> Set problem:
Return every record below exactly as written, but leave out the pictures.
— START Task input —
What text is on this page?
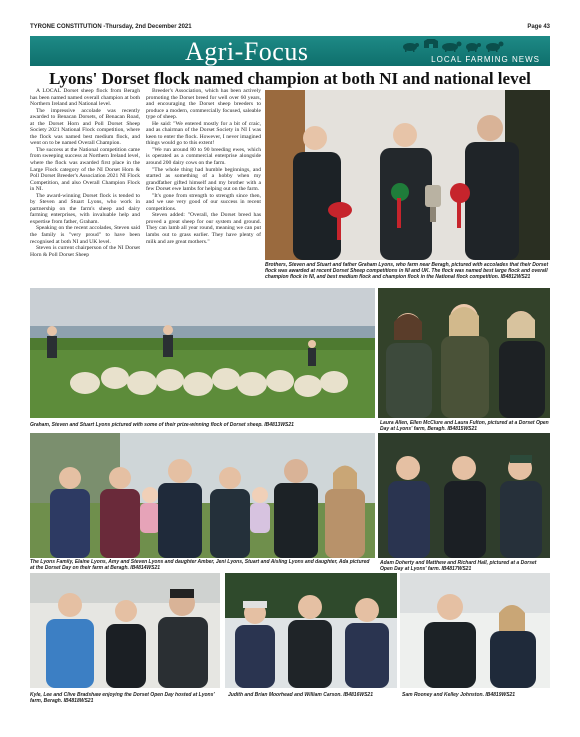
TYRONE CONSTITUTION -Thursday, 2nd December 2021	Page 43
Agri-Focus	LOCAL FARMING NEWS
Lyons' Dorset flock named champion at both NI and national level

A LOCAL Dorset sheep flock from Beragh has been named named overall champion at both Northern Ireland and National level.

The impressive accolade was recently awarded to Benacan Dorsets, of Benacan Road, at the Dorset Horn and Poll Dorset Sheep Society 2021 National Flock competition, where the flock was named best medium flock, and went on to be named Overall Champion.

The success at the National competition came from sweeping success at Northern Ireland level, where the flock was awarded first place in the Large Flock category of the NI Dorset Horn & Poll Dorset Breeder's Association 2021 NI Flock Competition, and also Overall Champion Flock in NI.

The award-winning Dorset flock is tended to by Steven and Stuart Lyons, who work in partnership on the farm's sheep and dairy farming enterprises, with invaluable help and expertise from father, Graham.

Speaking on the recent accolades, Steven said the family is "very proud" to have been recognised at both NI and UK level.

Steven is current chairperson of the NI Dorset Horn & Poll Dorset Sheep

Breeder's Association, which has been actively promoting the Dorset breed for well over 60 years, and encouraging the Dorset sheep breeders to produce a modern, commercially focused, saleable type of sheep.

He said: "We entered mostly for a bit of craic, and as chairman of the Dorset Society in NI I was keen to enter the flock. However, I never imagined things would go to this extent!

"We run around 80 to 90 breeding ewes, which is operated as a commercial enterprise alongside around 200 dairy cows on the farm.

"The whole thing had humble beginnings, and started as something of a hobby when my grandfather gifted himself and my brother with a few Dorset ewe lambs for helping out on the farm.

"It's gone from strength to strength since then, and we use very good of our success in recent competitions.

Steven added: "Overall, the Dorset breed has proved a great sheep for our system and ground. They can lamb all year round, meaning we can put lambs out to grass earlier. They have plenty of milk and are great mothers."

Brothers, Steven and Stuart and father Graham Lyons, who farm near Beragh, pictured with accolades that their Dorset flock was awarded at recent Dorset Sheep competitions in NI and UK. The flock was named best large flock and overall champion flock in NI, and best medium flock and champion flock in the National flock competition. IB4812WS21
Graham, Steven and Stuart Lyons pictured with some of their prize-winning flock of Dorset sheep. IB4813WS21	Laura Allen, Ellen McClure and Laura Fulton, pictured at a Dorset Open Day at Lyons' farm, Beragh. IB4815WS21
The Lyons Family, Elaine Lyons, Amy and Steven Lyons and daughter Amber, Jeni Lyons, Stuart and Aisling Lyons and daughter, Ada pictured at the Dorset Day on their farm at Beragh. IB4814WS21
Adam Doherty and Matthew and Richard Hall, pictured at a Dorset Open Day at Lyons' farm. IB4817WS21
Kyle, Lee and Clive Bradshaw enjoying the Dorset Open Day hosted at Lyons' farm, Beragh. IB4818WS21
Judith and Brian Moorhead and William Carson. IB4816WS21	Sam Rooney and Kelley Johnston. IB4819WS21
— END Task input —
> The response:
What text is on this page?
TYRONE CONSTITUTION -Thursday, 2nd December 2021	Page 43
Agri-Focus	LOCAL FARMING NEWS
Lyons' Dorset flock named champion at both NI and national level

A LOCAL Dorset sheep flock from Beragh has been named named overall champion at both Northern Ireland and National level.

The impressive accolade was recently awarded to Benacan Dorsets, of Benacan Road, at the Dorset Horn and Poll Dorset Sheep Society 2021 National Flock competition, where the flock was named best medium flock, and went on to be named Overall Champion.

The success at the National competition came from sweeping success at Northern Ireland level, where the flock was awarded first place in the Large Flock category of the NI Dorset Horn & Poll Dorset Breeder's Association 2021 NI Flock Competition, and also Overall Champion Flock in NI.

The award-winning Dorset flock is tended to by Steven and Stuart Lyons, who work in partnership on the farm's sheep and dairy farming enterprises, with invaluable help and expertise from father, Graham.

Speaking on the recent accolades, Steven said the family is "very proud" to have been recognised at both NI and UK level.

Steven is current chairperson of the NI Dorset Horn & Poll Dorset Sheep

Breeder's Association, which has been actively promoting the Dorset breed for well over 60 years, and encouraging the Dorset sheep breeders to produce a modern, commercially focused, saleable type of sheep.

He said: "We entered mostly for a bit of craic, and as chairman of the Dorset Society in NI I was keen to enter the flock. However, I never imagined things would go to this extent!

"We run around 80 to 90 breeding ewes, which is operated as a commercial enterprise alongside around 200 dairy cows on the farm.

"The whole thing had humble beginnings, and started as something of a hobby when my grandfather gifted himself and my brother with a few Dorset ewe lambs for helping out on the farm.

"It's gone from strength to strength since then, and we use very good of our success in recent competitions.

Steven added: "Overall, the Dorset breed has proved a great sheep for our system and ground. They can lamb all year round, meaning we can put lambs out to grass earlier. They have plenty of milk and are great mothers."

Brothers, Steven and Stuart and father Graham Lyons, who farm near Beragh, pictured with accolades that their Dorset flock was awarded at recent Dorset Sheep competitions in NI and UK. The flock was named best large flock and overall champion flock in NI, and best medium flock and champion flock in the National flock competition. IB4812WS21
Graham, Steven and Stuart Lyons pictured with some of their prize-winning flock of Dorset sheep. IB4813WS21	Laura Allen, Ellen McClure and Laura Fulton, pictured at a Dorset Open Day at Lyons' farm, Beragh. IB4815WS21
The Lyons Family, Elaine Lyons, Amy and Steven Lyons and daughter Amber, Jeni Lyons, Stuart and Aisling Lyons and daughter, Ada pictured at the Dorset Day on their farm at Beragh. IB4814WS21
Adam Doherty and Matthew and Richard Hall, pictured at a Dorset Open Day at Lyons' farm. IB4817WS21
Kyle, Lee and Clive Bradshaw enjoying the Dorset Open Day hosted at Lyons' farm, Beragh. IB4818WS21
Judith and Brian Moorhead and William Carson. IB4816WS21	Sam Rooney and Kelley Johnston. IB4819WS21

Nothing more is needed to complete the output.